- [Exercise objective]:
Take the line containing "What text is on this page?" and all lines after it to the end of the records, and output them exactly.

(Beginning of Working data)

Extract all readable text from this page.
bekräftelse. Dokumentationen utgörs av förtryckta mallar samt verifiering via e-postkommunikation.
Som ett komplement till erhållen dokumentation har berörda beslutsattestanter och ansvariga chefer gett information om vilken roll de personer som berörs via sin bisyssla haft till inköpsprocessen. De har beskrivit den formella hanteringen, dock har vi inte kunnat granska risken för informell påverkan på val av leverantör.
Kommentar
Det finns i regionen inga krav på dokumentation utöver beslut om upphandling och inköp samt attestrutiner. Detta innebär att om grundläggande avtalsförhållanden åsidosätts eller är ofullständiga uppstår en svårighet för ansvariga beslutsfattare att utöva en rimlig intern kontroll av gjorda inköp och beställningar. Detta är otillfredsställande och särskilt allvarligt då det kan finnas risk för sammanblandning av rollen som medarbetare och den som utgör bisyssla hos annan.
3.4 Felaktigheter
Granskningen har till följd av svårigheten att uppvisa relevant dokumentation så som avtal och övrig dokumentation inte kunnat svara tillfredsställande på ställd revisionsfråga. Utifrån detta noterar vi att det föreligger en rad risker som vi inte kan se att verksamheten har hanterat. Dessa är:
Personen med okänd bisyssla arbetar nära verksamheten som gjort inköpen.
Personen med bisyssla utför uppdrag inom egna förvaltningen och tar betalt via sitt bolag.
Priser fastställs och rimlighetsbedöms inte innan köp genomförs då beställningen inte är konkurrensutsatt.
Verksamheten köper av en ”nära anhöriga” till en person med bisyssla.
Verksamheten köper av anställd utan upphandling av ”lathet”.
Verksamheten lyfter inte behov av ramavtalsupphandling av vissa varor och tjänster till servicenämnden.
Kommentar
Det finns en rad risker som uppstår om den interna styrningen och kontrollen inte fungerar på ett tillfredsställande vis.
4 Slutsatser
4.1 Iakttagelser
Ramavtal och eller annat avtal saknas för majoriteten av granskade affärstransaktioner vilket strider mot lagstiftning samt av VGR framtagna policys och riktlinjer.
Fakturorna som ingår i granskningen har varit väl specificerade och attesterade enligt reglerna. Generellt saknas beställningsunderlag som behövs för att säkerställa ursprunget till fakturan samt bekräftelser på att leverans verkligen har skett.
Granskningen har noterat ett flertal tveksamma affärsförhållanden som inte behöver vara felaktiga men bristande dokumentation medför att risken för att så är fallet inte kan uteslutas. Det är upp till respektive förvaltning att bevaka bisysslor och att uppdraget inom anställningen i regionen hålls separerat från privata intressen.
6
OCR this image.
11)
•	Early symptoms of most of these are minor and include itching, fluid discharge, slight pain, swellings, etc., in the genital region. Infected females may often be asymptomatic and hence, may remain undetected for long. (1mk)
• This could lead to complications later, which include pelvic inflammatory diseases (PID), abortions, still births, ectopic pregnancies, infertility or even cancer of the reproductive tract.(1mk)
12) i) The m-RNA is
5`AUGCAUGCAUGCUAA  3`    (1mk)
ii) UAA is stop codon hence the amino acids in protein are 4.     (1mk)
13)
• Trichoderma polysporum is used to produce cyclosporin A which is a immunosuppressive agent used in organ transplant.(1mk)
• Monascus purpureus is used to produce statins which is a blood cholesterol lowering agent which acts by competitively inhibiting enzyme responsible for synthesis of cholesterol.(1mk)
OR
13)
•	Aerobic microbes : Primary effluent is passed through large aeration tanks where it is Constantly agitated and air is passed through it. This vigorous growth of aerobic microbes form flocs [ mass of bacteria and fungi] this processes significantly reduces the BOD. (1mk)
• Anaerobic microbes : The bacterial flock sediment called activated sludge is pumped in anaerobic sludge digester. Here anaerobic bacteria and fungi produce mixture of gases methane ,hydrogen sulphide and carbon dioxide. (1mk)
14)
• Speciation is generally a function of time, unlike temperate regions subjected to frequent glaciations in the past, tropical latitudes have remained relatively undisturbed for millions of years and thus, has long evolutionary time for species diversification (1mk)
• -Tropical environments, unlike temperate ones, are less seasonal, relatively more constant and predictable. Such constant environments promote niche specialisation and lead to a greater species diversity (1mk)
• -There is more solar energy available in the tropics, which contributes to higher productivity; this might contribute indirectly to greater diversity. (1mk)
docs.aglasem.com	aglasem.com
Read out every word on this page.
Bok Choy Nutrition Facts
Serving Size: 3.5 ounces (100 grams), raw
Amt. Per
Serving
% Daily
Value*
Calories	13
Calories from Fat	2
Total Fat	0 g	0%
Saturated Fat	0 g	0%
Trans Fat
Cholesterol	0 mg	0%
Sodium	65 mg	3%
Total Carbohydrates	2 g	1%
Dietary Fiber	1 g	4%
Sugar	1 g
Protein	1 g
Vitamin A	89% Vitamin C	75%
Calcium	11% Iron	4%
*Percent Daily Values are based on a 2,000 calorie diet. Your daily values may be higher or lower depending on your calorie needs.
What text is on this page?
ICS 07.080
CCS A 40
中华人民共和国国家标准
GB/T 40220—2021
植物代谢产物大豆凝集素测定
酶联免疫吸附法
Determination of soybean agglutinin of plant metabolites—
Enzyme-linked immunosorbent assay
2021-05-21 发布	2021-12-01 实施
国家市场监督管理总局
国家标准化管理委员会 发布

(End of Working data)

- [Answer to the exercise]:
What text is on this page?
ICS 07.080
CCS A 40
中华人民共和国国家标准
GB/T 40220—2021
植物代谢产物大豆凝集素测定
酶联免疫吸附法
Determination of soybean agglutinin of plant metabolites—
Enzyme-linked immunosorbent assay
2021-05-21 发布	2021-12-01 实施
国家市场监督管理总局
国家标准化管理委员会 发布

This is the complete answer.